#### AIM:
Below are some records. How many of their lines contain the string "energy"? Give the number only.

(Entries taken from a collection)
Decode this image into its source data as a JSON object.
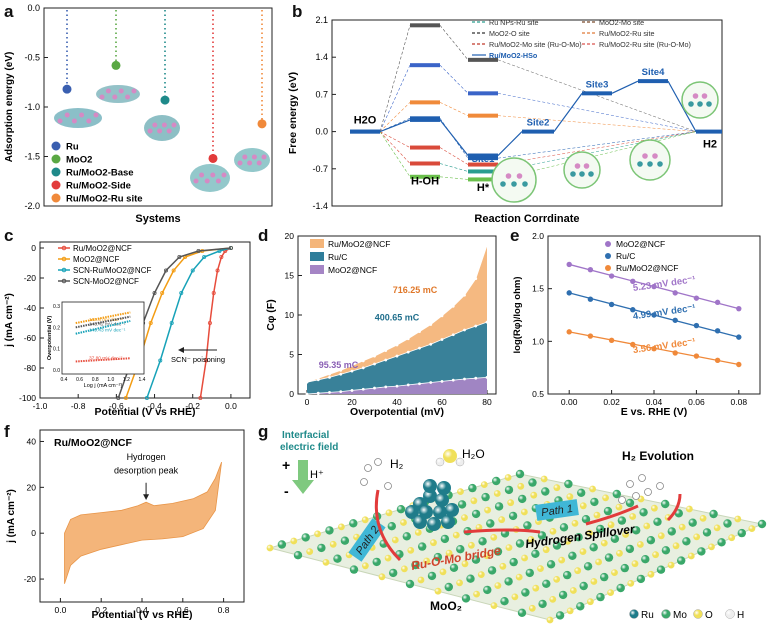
{
  "chart_data": [
    {
      "panel": "a",
      "type": "scatter",
      "xlabel": "Systems",
      "ylabel": "Adsorption energy (eV)",
      "ylim": [
        -2.0,
        0.0
      ],
      "yticks": [
        "0.0",
        "-0.5",
        "-1.0",
        "-1.5",
        "-2.0"
      ],
      "series": [
        {
          "name": "Ru",
          "color": "#3a5fb0",
          "value": -0.82
        },
        {
          "name": "MoO2",
          "color": "#5aa844",
          "value": -0.58
        },
        {
          "name": "Ru/MoO2-Base",
          "color": "#1f8a8a",
          "value": -0.93
        },
        {
          "name": "Ru/MoO2-Side",
          "color": "#e23b3b",
          "value": -1.52
        },
        {
          "name": "Ru/MoO2-Ru site",
          "color": "#f0893a",
          "value": -1.17
        }
      ]
    },
    {
      "panel": "b",
      "type": "line",
      "xlabel": "Reaction Corrdinate",
      "ylabel": "Free energy (eV)",
      "ylim": [
        -1.4,
        2.1
      ],
      "yticks": [
        "2.1",
        "1.4",
        "0.7",
        "0.0",
        "-0.7",
        "-1.4"
      ],
      "state_labels": [
        "H2O",
        "H-OH",
        "H*",
        "H2"
      ],
      "site_labels": [
        "Site1",
        "Site2",
        "Site3",
        "Site4"
      ],
      "legend": [
        {
          "name": "Ru NPs-Ru site",
          "color": "#2a9d8f",
          "dash": true
        },
        {
          "name": "MoO2-Mo site",
          "color": "#7a4a2a",
          "dash": true
        },
        {
          "name": "MoO2-O site",
          "color": "#333333",
          "dash": true
        },
        {
          "name": "Ru/MoO2-Ru site",
          "color": "#e07b39",
          "dash": true
        },
        {
          "name": "Ru/MoO2-Mo site (Ru-O-Mo)",
          "color": "#c0392b",
          "dash": true
        },
        {
          "name": "Ru/MoO2-Ru site (Ru-O-Mo)",
          "color": "#d9534f",
          "dash": true
        },
        {
          "name": "Ru/MoO2-HSo",
          "color": "#1f5fb0",
          "dash": false
        }
      ],
      "hoh_levels": [
        2.0,
        1.25,
        0.55,
        0.25,
        -0.3,
        -0.6,
        -0.85
      ],
      "hstar_levels": [
        1.35,
        0.72,
        0.3,
        -0.5,
        -0.62,
        -0.75,
        -0.9
      ],
      "hso_path": [
        0.0,
        0.22,
        -0.45,
        0.0,
        0.72,
        0.95,
        0.0
      ]
    },
    {
      "panel": "c",
      "type": "line",
      "xlabel": "Potential (V vs RHE)",
      "ylabel": "j (mA cm⁻²)",
      "xlim": [
        -1.0,
        0.1
      ],
      "ylim": [
        -100,
        0
      ],
      "xticks": [
        "-1.0",
        "-0.8",
        "-0.6",
        "-0.4",
        "-0.2",
        "0.0"
      ],
      "yticks": [
        "0",
        "-20",
        "-40",
        "-60",
        "-80",
        "-100"
      ],
      "annotation": "SCN⁻ poisoning",
      "series": [
        {
          "name": "Ru/MoO2@NCF",
          "color": "#e74c3c",
          "x": [
            -0.16,
            -0.13,
            -0.11,
            -0.09,
            -0.07,
            -0.05,
            -0.03,
            0.0
          ],
          "y": [
            -100,
            -75,
            -50,
            -30,
            -15,
            -6,
            -2,
            0
          ]
        },
        {
          "name": "MoO2@NCF",
          "color": "#f39c12",
          "x": [
            -0.55,
            -0.48,
            -0.42,
            -0.36,
            -0.3,
            -0.24,
            -0.15,
            0.0
          ],
          "y": [
            -100,
            -75,
            -50,
            -30,
            -15,
            -6,
            -2,
            0
          ]
        },
        {
          "name": "SCN-Ru/MoO2@NCF",
          "color": "#17a2b8",
          "x": [
            -0.44,
            -0.37,
            -0.31,
            -0.26,
            -0.2,
            -0.14,
            -0.06,
            0.0
          ],
          "y": [
            -100,
            -75,
            -50,
            -30,
            -15,
            -6,
            -2,
            0
          ]
        },
        {
          "name": "SCN-MoO2@NCF",
          "color": "#555555",
          "x": [
            -0.59,
            -0.52,
            -0.46,
            -0.4,
            -0.34,
            -0.27,
            -0.17,
            0.0
          ],
          "y": [
            -100,
            -75,
            -50,
            -30,
            -15,
            -6,
            -2,
            0
          ]
        }
      ],
      "inset": {
        "xlabel": "Log j (mA cm⁻²)",
        "ylabel": "Overpotential (V)",
        "xticks": [
          "0.4",
          "0.6",
          "0.8",
          "1.0",
          "1.2",
          "1.4"
        ],
        "yticks": [
          "0.0",
          "0.1",
          "0.2",
          "0.3"
        ],
        "labels": [
          "163.8 mV dec⁻¹",
          "143.42 mV dec⁻¹",
          "149.43 mV dec⁻¹",
          "37.80 mV dec⁻¹"
        ]
      }
    },
    {
      "panel": "d",
      "type": "area",
      "xlabel": "Overpotential (mV)",
      "ylabel": "Cφ (F)",
      "xlim": [
        0,
        80
      ],
      "ylim": [
        0,
        20
      ],
      "xticks": [
        "0",
        "20",
        "40",
        "60",
        "80"
      ],
      "yticks": [
        "0",
        "5",
        "10",
        "15",
        "20"
      ],
      "x": [
        0,
        5,
        10,
        15,
        20,
        25,
        30,
        35,
        40,
        45,
        50,
        55,
        60,
        65,
        70,
        75,
        80
      ],
      "series": [
        {
          "name": "Ru/MoO2@NCF",
          "color": "#f4b57a",
          "label": "716.25 mC",
          "values": [
            1.5,
            2.0,
            2.5,
            3.0,
            3.6,
            4.2,
            4.8,
            5.5,
            6.2,
            7.0,
            7.9,
            8.8,
            9.9,
            11.1,
            12.5,
            14.6,
            18.8
          ]
        },
        {
          "name": "Ru/C",
          "color": "#2e7d9a",
          "label": "400.65 mC",
          "values": [
            1.5,
            1.8,
            2.1,
            2.5,
            2.9,
            3.3,
            3.8,
            4.3,
            4.8,
            5.3,
            5.8,
            6.3,
            6.9,
            7.5,
            8.1,
            8.6,
            9.1
          ]
        },
        {
          "name": "MoO2@NCF",
          "color": "#a585c5",
          "label": "95.35 mC",
          "values": [
            0.0,
            0.1,
            0.2,
            0.3,
            0.45,
            0.6,
            0.75,
            0.9,
            1.0,
            1.15,
            1.3,
            1.45,
            1.6,
            1.75,
            1.9,
            2.0,
            2.1
          ]
        }
      ]
    },
    {
      "panel": "e",
      "type": "scatter",
      "xlabel": "E vs. RHE (V)",
      "ylabel": "log(Rφ)/log ohm)",
      "xlim": [
        -0.01,
        0.09
      ],
      "ylim": [
        0.5,
        2.0
      ],
      "xticks": [
        "0.00",
        "0.02",
        "0.04",
        "0.06",
        "0.08"
      ],
      "yticks": [
        "0.5",
        "1.0",
        "1.5",
        "2.0"
      ],
      "x": [
        0.0,
        0.01,
        0.02,
        0.03,
        0.04,
        0.05,
        0.06,
        0.07,
        0.08
      ],
      "series": [
        {
          "name": "MoO2@NCF",
          "color": "#a075c8",
          "label": "5.23 mV dec⁻¹",
          "values": [
            1.73,
            1.68,
            1.62,
            1.57,
            1.52,
            1.46,
            1.41,
            1.37,
            1.31
          ]
        },
        {
          "name": "Ru/C",
          "color": "#2f6fb0",
          "label": "4.99 mV dec⁻¹",
          "values": [
            1.46,
            1.4,
            1.35,
            1.3,
            1.25,
            1.2,
            1.15,
            1.1,
            1.04
          ]
        },
        {
          "name": "Ru/MoO2@NCF",
          "color": "#f0893a",
          "label": "3.56 mV dec⁻¹",
          "values": [
            1.09,
            1.05,
            1.01,
            0.97,
            0.93,
            0.89,
            0.86,
            0.82,
            0.78
          ]
        }
      ]
    },
    {
      "panel": "f",
      "type": "area",
      "title": "Ru/MoO2@NCF",
      "xlabel": "Potential (V vs RHE)",
      "ylabel": "j (mA cm⁻²)",
      "xlim": [
        -0.1,
        0.9
      ],
      "ylim": [
        -30,
        45
      ],
      "xticks": [
        "0.0",
        "0.2",
        "0.4",
        "0.6",
        "0.8"
      ],
      "yticks": [
        "40",
        "20",
        "0",
        "-20"
      ],
      "annotation": "Hydrogen desorption peak",
      "upper": [
        [
          0.02,
          0
        ],
        [
          0.05,
          6
        ],
        [
          0.1,
          8
        ],
        [
          0.2,
          9
        ],
        [
          0.3,
          10
        ],
        [
          0.38,
          12
        ],
        [
          0.42,
          13.5
        ],
        [
          0.46,
          12
        ],
        [
          0.55,
          13
        ],
        [
          0.65,
          15
        ],
        [
          0.72,
          18
        ],
        [
          0.76,
          24
        ],
        [
          0.79,
          31
        ]
      ],
      "lower": [
        [
          0.02,
          -22
        ],
        [
          0.05,
          -14
        ],
        [
          0.1,
          -10
        ],
        [
          0.2,
          -7
        ],
        [
          0.3,
          -5
        ],
        [
          0.4,
          -3
        ],
        [
          0.5,
          -2.5
        ],
        [
          0.6,
          -1.5
        ],
        [
          0.7,
          2
        ],
        [
          0.76,
          10
        ],
        [
          0.79,
          31
        ]
      ]
    },
    {
      "panel": "g",
      "type": "illustration",
      "labels": {
        "field": "Interfacial electric field",
        "hplus": "H⁺",
        "plus": "+",
        "minus": "-",
        "h2": "H₂",
        "h2o": "H₂O",
        "evolution": "H₂ Evolution",
        "path2": "Path 2",
        "path1": "Path 1",
        "bridge": "Ru-O-Mo bridge",
        "spillover": "Hydrogen Spillover",
        "support": "MoO₂"
      },
      "legend": [
        {
          "name": "Ru",
          "color": "#1f7c8a"
        },
        {
          "name": "Mo",
          "color": "#3aa86a"
        },
        {
          "name": "O",
          "color": "#f0e05a"
        },
        {
          "name": "H",
          "color": "#ffffff"
        }
      ]
    }
  ]
}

#### THE REPLY:
2